◆ DATASET EXCERPTS
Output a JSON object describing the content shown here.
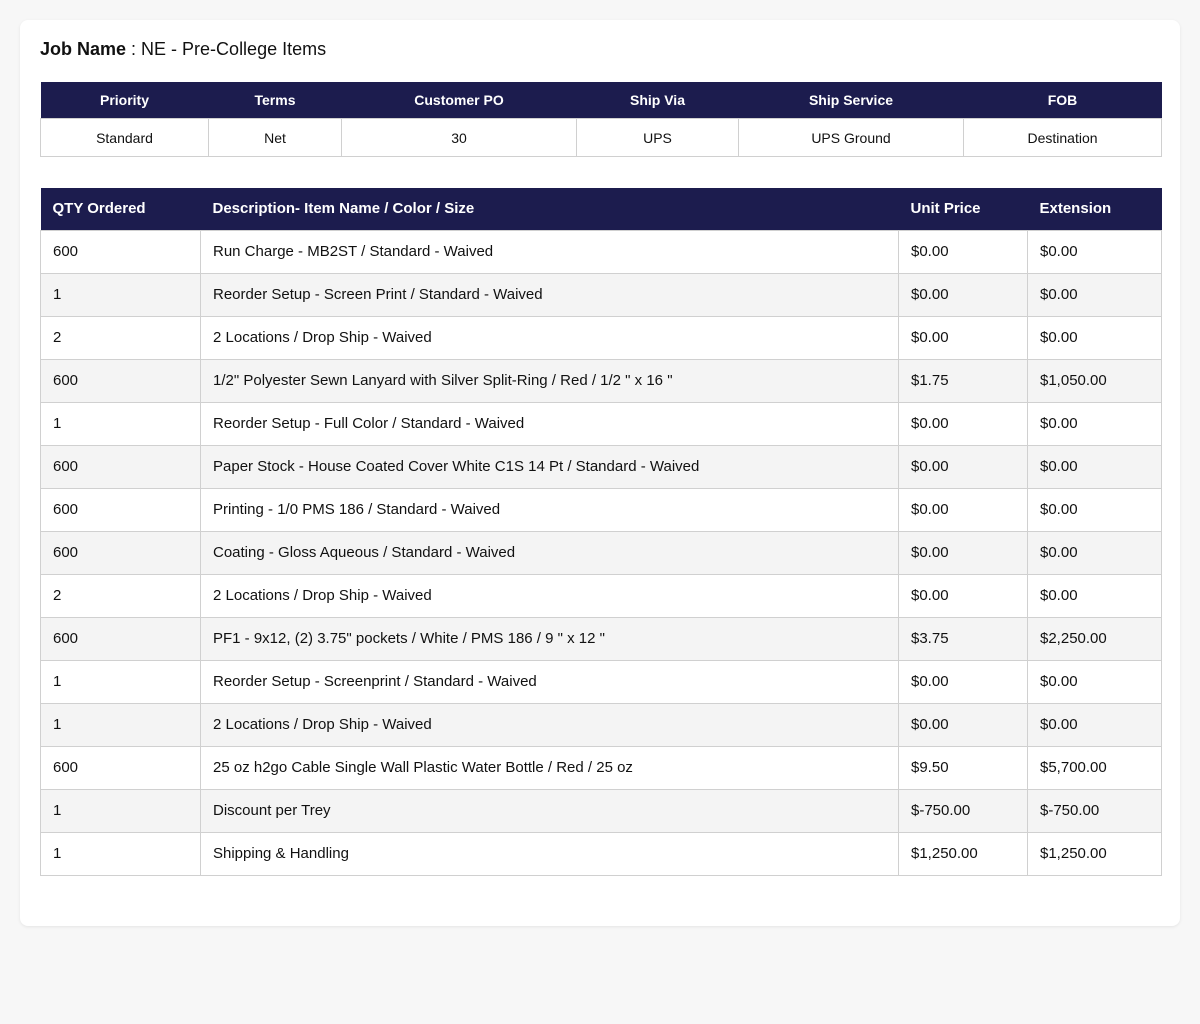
{
  "job": {
    "label": "Job Name",
    "separator": " : ",
    "value": "NE - Pre-College Items"
  },
  "meta": {
    "headers": [
      "Priority",
      "Terms",
      "Customer PO",
      "Ship Via",
      "Ship Service",
      "FOB"
    ],
    "values": [
      "Standard",
      "Net",
      "30",
      "UPS",
      "UPS Ground",
      "Destination"
    ]
  },
  "items": {
    "headers": [
      "QTY Ordered",
      "Description- Item Name / Color / Size",
      "Unit Price",
      "Extension"
    ],
    "rows": [
      [
        "600",
        "Run Charge - MB2ST / Standard - Waived",
        "$0.00",
        "$0.00"
      ],
      [
        "1",
        "Reorder Setup - Screen Print / Standard - Waived",
        "$0.00",
        "$0.00"
      ],
      [
        "2",
        "2 Locations / Drop Ship - Waived",
        "$0.00",
        "$0.00"
      ],
      [
        "600",
        "1/2\" Polyester Sewn Lanyard with Silver Split-Ring / Red / 1/2 \" x 16 \"",
        "$1.75",
        "$1,050.00"
      ],
      [
        "1",
        "Reorder Setup - Full Color / Standard - Waived",
        "$0.00",
        "$0.00"
      ],
      [
        "600",
        "Paper Stock - House Coated Cover White C1S 14 Pt / Standard - Waived",
        "$0.00",
        "$0.00"
      ],
      [
        "600",
        "Printing - 1/0 PMS 186 / Standard - Waived",
        "$0.00",
        "$0.00"
      ],
      [
        "600",
        "Coating - Gloss Aqueous / Standard - Waived",
        "$0.00",
        "$0.00"
      ],
      [
        "2",
        "2 Locations / Drop Ship - Waived",
        "$0.00",
        "$0.00"
      ],
      [
        "600",
        "PF1 - 9x12, (2) 3.75\" pockets / White / PMS 186 / 9 \" x 12 \"",
        "$3.75",
        "$2,250.00"
      ],
      [
        "1",
        "Reorder Setup - Screenprint / Standard - Waived",
        "$0.00",
        "$0.00"
      ],
      [
        "1",
        "2 Locations / Drop Ship - Waived",
        "$0.00",
        "$0.00"
      ],
      [
        "600",
        "25 oz h2go Cable Single Wall Plastic Water Bottle / Red / 25 oz",
        "$9.50",
        "$5,700.00"
      ],
      [
        "1",
        "Discount per Trey",
        "$-750.00",
        "$-750.00"
      ],
      [
        "1",
        "Shipping & Handling",
        "$1,250.00",
        "$1,250.00"
      ]
    ]
  },
  "colors": {
    "header_bg": "#1c1c4e",
    "header_text": "#ffffff",
    "row_alt": "#f4f4f4",
    "page_bg": "#f7f7f7"
  }
}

◆ YOUR GOAL
Pictures in the records must not appear in the copy; transcribe everything else precisely.

◆ EXERCISE OUTPUT
Output a JSON object describing the content shown here.
{
  "job": {
    "label": "Job Name",
    "separator": " : ",
    "value": "NE - Pre-College Items"
  },
  "meta": {
    "headers": [
      "Priority",
      "Terms",
      "Customer PO",
      "Ship Via",
      "Ship Service",
      "FOB"
    ],
    "values": [
      "Standard",
      "Net",
      "30",
      "UPS",
      "UPS Ground",
      "Destination"
    ]
  },
  "items": {
    "headers": [
      "QTY Ordered",
      "Description- Item Name / Color / Size",
      "Unit Price",
      "Extension"
    ],
    "rows": [
      [
        "600",
        "Run Charge - MB2ST / Standard - Waived",
        "$0.00",
        "$0.00"
      ],
      [
        "1",
        "Reorder Setup - Screen Print / Standard - Waived",
        "$0.00",
        "$0.00"
      ],
      [
        "2",
        "2 Locations / Drop Ship - Waived",
        "$0.00",
        "$0.00"
      ],
      [
        "600",
        "1/2\" Polyester Sewn Lanyard with Silver Split-Ring / Red / 1/2 \" x 16 \"",
        "$1.75",
        "$1,050.00"
      ],
      [
        "1",
        "Reorder Setup - Full Color / Standard - Waived",
        "$0.00",
        "$0.00"
      ],
      [
        "600",
        "Paper Stock - House Coated Cover White C1S 14 Pt / Standard - Waived",
        "$0.00",
        "$0.00"
      ],
      [
        "600",
        "Printing - 1/0 PMS 186 / Standard - Waived",
        "$0.00",
        "$0.00"
      ],
      [
        "600",
        "Coating - Gloss Aqueous / Standard - Waived",
        "$0.00",
        "$0.00"
      ],
      [
        "2",
        "2 Locations / Drop Ship - Waived",
        "$0.00",
        "$0.00"
      ],
      [
        "600",
        "PF1 - 9x12, (2) 3.75\" pockets / White / PMS 186 / 9 \" x 12 \"",
        "$3.75",
        "$2,250.00"
      ],
      [
        "1",
        "Reorder Setup - Screenprint / Standard - Waived",
        "$0.00",
        "$0.00"
      ],
      [
        "1",
        "2 Locations / Drop Ship - Waived",
        "$0.00",
        "$0.00"
      ],
      [
        "600",
        "25 oz h2go Cable Single Wall Plastic Water Bottle / Red / 25 oz",
        "$9.50",
        "$5,700.00"
      ],
      [
        "1",
        "Discount per Trey",
        "$-750.00",
        "$-750.00"
      ],
      [
        "1",
        "Shipping & Handling",
        "$1,250.00",
        "$1,250.00"
      ]
    ]
  },
  "colors": {
    "header_bg": "#1c1c4e",
    "header_text": "#ffffff",
    "row_alt": "#f4f4f4",
    "page_bg": "#f7f7f7"
  }
}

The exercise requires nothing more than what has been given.